Directive: Word for word, give the material below again, minus any images.

Start of Provided data

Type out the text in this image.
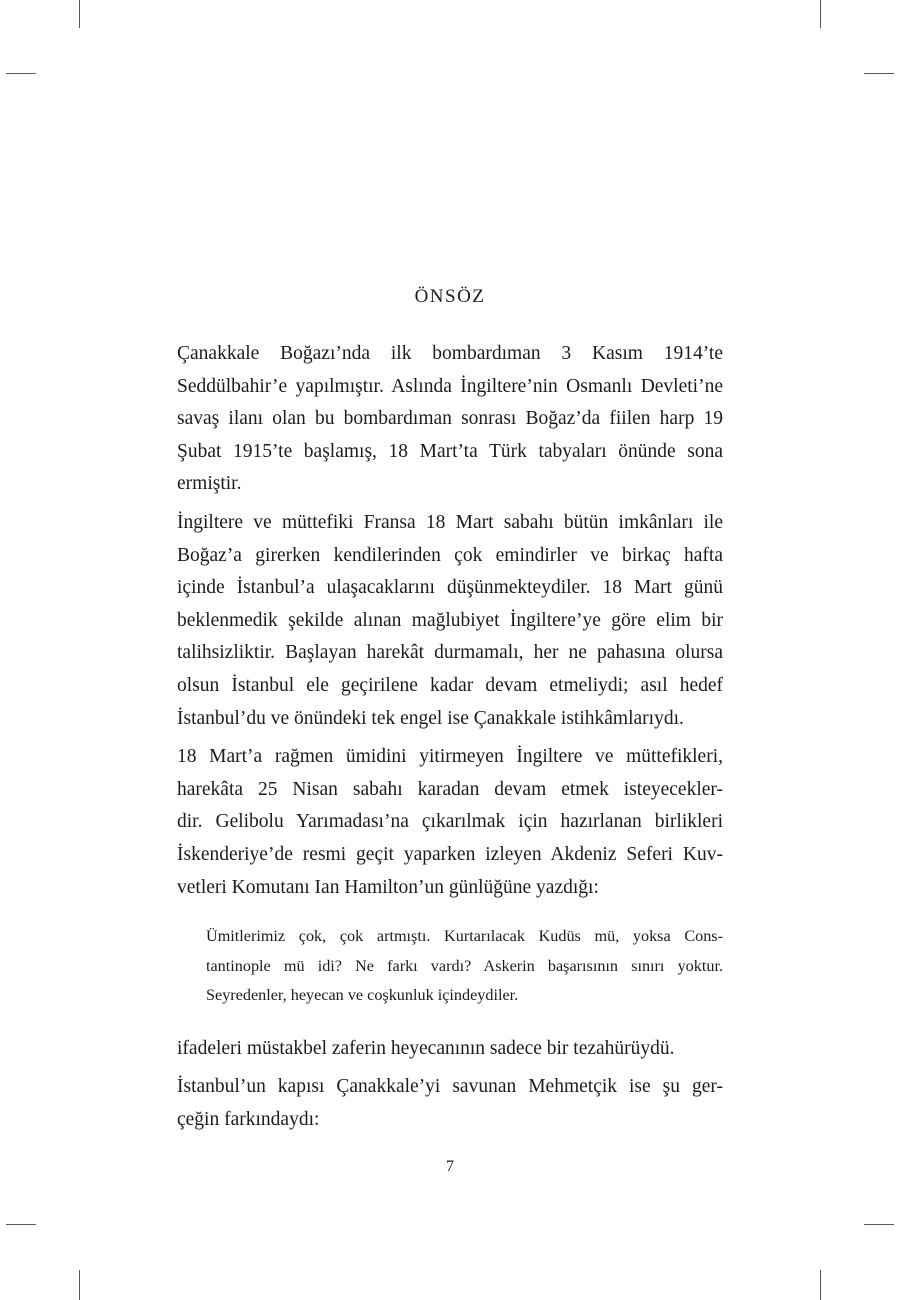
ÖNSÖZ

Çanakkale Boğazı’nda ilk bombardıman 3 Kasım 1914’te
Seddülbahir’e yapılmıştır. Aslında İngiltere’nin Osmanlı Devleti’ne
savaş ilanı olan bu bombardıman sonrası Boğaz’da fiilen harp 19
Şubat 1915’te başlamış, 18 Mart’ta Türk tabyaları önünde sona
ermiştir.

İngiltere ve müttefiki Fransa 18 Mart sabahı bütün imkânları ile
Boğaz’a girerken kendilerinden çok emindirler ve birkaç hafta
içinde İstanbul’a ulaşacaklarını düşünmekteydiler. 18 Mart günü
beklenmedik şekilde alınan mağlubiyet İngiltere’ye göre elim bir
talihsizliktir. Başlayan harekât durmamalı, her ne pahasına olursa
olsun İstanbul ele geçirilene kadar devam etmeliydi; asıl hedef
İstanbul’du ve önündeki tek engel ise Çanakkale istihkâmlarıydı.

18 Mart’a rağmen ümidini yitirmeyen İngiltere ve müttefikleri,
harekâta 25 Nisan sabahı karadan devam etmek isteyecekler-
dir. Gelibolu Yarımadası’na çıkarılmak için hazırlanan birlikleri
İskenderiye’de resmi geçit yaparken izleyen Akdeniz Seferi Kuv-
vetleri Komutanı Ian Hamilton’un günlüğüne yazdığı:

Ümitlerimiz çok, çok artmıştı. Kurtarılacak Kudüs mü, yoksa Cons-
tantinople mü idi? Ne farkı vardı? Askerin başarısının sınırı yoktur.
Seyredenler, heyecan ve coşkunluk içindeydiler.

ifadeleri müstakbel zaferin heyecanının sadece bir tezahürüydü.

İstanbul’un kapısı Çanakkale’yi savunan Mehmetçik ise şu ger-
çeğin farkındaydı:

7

End of Provided data

Correct answer:
Type out the text in this image.
ÖNSÖZ

Çanakkale Boğazı’nda ilk bombardıman 3 Kasım 1914’te
Seddülbahir’e yapılmıştır. Aslında İngiltere’nin Osmanlı Devleti’ne
savaş ilanı olan bu bombardıman sonrası Boğaz’da fiilen harp 19
Şubat 1915’te başlamış, 18 Mart’ta Türk tabyaları önünde sona
ermiştir.

İngiltere ve müttefiki Fransa 18 Mart sabahı bütün imkânları ile
Boğaz’a girerken kendilerinden çok emindirler ve birkaç hafta
içinde İstanbul’a ulaşacaklarını düşünmekteydiler. 18 Mart günü
beklenmedik şekilde alınan mağlubiyet İngiltere’ye göre elim bir
talihsizliktir. Başlayan harekât durmamalı, her ne pahasına olursa
olsun İstanbul ele geçirilene kadar devam etmeliydi; asıl hedef
İstanbul’du ve önündeki tek engel ise Çanakkale istihkâmlarıydı.

18 Mart’a rağmen ümidini yitirmeyen İngiltere ve müttefikleri,
harekâta 25 Nisan sabahı karadan devam etmek isteyecekler-
dir. Gelibolu Yarımadası’na çıkarılmak için hazırlanan birlikleri
İskenderiye’de resmi geçit yaparken izleyen Akdeniz Seferi Kuv-
vetleri Komutanı Ian Hamilton’un günlüğüne yazdığı:

Ümitlerimiz çok, çok artmıştı. Kurtarılacak Kudüs mü, yoksa Cons-
tantinople mü idi? Ne farkı vardı? Askerin başarısının sınırı yoktur.
Seyredenler, heyecan ve coşkunluk içindeydiler.

ifadeleri müstakbel zaferin heyecanının sadece bir tezahürüydü.

İstanbul’un kapısı Çanakkale’yi savunan Mehmetçik ise şu ger-
çeğin farkındaydı:

7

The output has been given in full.